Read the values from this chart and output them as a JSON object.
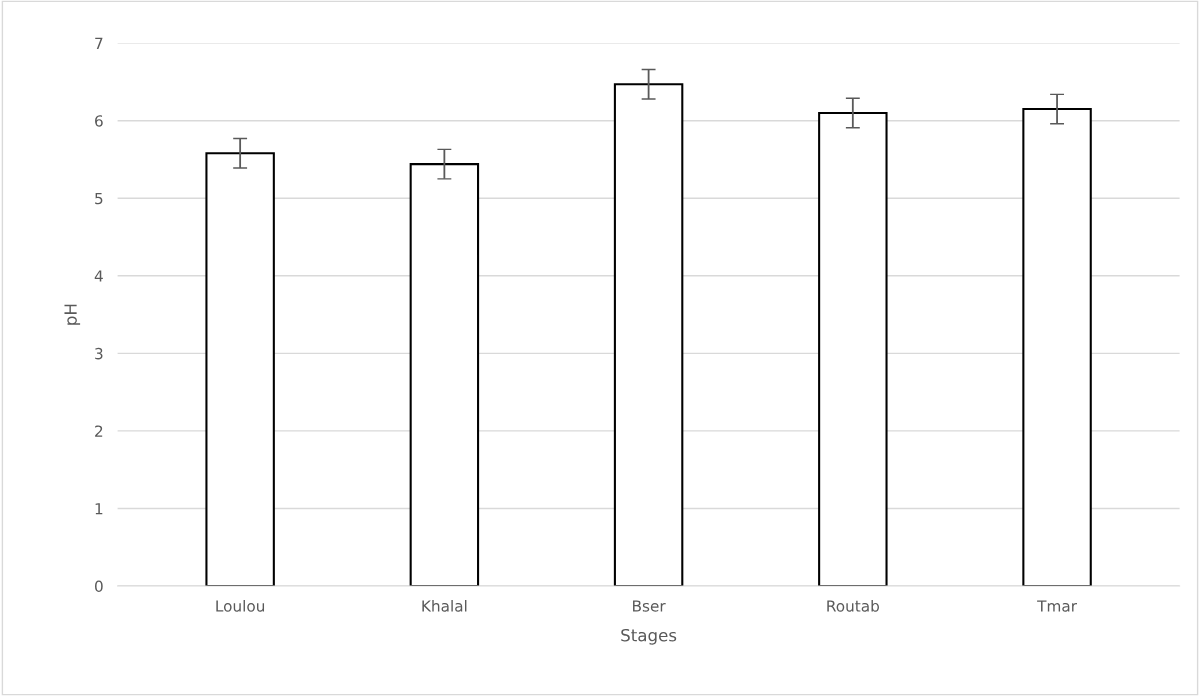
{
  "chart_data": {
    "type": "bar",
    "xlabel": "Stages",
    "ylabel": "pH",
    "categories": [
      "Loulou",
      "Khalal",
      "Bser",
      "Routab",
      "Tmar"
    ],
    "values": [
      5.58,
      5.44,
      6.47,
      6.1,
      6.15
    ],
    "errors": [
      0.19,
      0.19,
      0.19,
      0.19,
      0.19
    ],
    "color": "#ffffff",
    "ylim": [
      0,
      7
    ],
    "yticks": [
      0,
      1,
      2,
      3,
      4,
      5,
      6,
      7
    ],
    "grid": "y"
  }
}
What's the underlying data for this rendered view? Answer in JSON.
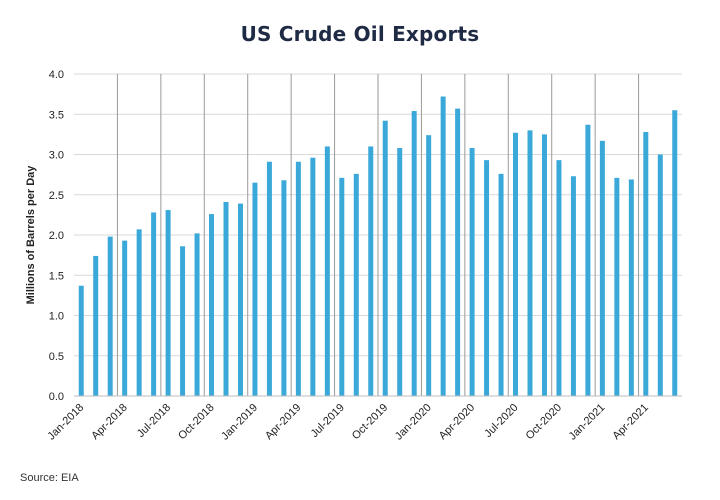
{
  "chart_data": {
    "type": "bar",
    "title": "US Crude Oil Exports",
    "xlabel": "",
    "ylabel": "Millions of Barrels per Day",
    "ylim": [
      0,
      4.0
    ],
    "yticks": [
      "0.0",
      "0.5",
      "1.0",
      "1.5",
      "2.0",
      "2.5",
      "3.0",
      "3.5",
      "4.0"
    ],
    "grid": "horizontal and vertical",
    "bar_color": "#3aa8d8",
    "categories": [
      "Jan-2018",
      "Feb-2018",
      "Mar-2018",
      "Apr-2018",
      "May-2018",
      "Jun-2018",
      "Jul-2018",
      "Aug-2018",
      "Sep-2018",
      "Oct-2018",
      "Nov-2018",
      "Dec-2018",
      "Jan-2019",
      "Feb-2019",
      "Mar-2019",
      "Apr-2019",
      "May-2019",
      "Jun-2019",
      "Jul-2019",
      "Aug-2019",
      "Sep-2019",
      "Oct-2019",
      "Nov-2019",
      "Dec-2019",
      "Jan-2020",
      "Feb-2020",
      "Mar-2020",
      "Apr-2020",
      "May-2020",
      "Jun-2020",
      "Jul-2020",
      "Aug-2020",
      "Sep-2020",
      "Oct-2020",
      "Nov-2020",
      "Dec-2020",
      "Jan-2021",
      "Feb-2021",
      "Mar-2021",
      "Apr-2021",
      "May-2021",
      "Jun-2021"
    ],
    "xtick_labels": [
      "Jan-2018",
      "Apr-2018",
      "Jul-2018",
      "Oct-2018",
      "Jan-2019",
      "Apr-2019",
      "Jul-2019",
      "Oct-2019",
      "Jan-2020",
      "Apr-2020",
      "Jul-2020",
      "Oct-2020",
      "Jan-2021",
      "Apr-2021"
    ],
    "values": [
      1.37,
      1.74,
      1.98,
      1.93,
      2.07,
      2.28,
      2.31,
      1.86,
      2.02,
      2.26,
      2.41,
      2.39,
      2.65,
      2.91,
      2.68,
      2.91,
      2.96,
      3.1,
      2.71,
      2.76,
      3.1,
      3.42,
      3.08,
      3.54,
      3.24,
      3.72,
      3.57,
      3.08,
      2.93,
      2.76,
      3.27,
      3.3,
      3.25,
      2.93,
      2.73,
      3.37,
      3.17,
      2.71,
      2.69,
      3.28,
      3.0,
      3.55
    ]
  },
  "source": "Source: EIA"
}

--

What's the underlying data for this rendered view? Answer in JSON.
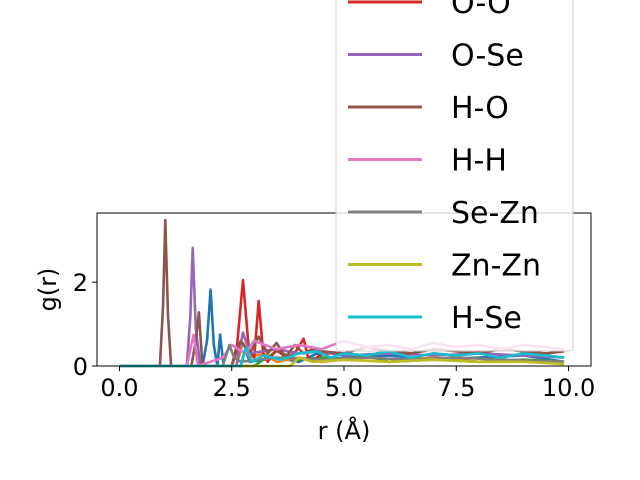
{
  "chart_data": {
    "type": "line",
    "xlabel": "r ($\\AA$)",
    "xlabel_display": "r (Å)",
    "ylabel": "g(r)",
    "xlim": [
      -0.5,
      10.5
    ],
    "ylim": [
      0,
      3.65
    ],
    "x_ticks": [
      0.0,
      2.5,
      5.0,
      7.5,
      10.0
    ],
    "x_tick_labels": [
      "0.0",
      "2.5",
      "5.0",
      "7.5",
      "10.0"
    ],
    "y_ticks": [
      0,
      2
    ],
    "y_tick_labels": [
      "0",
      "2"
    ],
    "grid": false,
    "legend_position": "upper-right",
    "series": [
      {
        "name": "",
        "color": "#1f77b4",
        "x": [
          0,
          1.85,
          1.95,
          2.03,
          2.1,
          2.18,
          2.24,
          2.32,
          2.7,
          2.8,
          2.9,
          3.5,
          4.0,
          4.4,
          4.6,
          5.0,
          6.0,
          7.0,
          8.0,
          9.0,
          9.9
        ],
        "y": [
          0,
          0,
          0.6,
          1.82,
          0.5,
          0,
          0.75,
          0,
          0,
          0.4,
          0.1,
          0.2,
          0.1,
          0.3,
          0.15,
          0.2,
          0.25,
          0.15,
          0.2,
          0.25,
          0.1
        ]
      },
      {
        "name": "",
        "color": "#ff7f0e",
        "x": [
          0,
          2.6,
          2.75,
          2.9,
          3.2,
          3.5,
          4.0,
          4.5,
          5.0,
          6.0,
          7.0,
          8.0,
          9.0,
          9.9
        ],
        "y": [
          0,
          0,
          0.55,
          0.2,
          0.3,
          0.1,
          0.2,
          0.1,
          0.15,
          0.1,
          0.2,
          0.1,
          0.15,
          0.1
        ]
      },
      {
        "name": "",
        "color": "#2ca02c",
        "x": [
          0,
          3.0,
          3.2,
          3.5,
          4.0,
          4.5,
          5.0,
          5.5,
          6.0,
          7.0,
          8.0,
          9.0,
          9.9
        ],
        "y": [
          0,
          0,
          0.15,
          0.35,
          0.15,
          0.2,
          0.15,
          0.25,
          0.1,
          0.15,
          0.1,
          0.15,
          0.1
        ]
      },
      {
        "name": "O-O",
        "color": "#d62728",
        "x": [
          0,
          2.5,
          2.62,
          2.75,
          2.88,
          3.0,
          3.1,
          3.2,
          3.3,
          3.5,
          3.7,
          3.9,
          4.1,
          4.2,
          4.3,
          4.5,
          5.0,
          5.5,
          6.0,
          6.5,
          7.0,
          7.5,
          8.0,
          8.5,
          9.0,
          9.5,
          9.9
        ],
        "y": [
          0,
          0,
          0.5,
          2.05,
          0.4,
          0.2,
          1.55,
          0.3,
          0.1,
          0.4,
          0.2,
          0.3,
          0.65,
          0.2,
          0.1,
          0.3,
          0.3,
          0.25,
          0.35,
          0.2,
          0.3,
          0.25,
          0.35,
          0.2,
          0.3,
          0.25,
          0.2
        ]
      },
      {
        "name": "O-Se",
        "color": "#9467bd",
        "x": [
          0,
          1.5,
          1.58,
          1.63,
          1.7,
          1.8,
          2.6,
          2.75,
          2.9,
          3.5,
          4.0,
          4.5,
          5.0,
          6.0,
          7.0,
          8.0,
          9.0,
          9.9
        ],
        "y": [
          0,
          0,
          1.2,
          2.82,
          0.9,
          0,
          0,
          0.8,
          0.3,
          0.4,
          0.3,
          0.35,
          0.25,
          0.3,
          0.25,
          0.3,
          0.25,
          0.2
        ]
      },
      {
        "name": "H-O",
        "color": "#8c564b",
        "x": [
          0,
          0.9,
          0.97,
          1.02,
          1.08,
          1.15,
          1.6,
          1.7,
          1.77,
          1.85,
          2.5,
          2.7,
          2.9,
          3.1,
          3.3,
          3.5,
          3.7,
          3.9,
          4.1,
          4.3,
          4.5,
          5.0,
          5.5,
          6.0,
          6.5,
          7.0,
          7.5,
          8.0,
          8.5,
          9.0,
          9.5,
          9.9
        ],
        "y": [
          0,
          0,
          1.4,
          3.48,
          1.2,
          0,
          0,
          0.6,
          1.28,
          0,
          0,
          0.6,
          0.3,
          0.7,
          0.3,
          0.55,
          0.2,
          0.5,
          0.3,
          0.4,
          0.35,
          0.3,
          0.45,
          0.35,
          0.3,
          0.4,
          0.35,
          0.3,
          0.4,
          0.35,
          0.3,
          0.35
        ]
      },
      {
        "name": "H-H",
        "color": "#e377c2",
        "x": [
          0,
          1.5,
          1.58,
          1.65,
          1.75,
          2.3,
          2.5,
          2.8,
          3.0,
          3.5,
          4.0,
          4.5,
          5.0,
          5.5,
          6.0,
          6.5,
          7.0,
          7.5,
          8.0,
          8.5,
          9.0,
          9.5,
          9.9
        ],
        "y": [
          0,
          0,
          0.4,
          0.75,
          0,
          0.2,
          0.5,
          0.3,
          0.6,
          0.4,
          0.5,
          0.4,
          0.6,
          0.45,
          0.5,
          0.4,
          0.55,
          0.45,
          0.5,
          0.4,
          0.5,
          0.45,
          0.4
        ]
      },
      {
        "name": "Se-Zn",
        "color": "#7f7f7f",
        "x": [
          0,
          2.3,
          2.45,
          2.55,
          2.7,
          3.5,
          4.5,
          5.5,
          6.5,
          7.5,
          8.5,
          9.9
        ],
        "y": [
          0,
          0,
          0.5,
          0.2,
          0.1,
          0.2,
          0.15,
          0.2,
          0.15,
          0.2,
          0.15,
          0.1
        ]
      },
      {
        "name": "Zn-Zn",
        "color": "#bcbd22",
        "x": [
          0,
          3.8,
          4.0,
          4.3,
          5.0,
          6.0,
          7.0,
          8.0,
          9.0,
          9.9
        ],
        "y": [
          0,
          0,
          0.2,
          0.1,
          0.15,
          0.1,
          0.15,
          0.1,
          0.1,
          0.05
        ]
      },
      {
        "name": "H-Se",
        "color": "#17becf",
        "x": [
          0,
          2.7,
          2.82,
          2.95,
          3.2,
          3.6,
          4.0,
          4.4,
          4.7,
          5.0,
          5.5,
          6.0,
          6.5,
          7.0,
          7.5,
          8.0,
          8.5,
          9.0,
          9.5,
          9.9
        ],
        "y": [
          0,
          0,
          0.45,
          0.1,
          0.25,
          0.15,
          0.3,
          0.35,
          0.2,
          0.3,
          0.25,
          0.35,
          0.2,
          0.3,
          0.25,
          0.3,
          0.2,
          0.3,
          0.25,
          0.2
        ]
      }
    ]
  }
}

__Instructions to follow__. Identify each line in the entries with the word "ylabel" and copy it.

__Correct result__.
    "ylabel": "pH",
    "ylabel": "Millions of Barrels per Day",
    "ylabel": "g(r)",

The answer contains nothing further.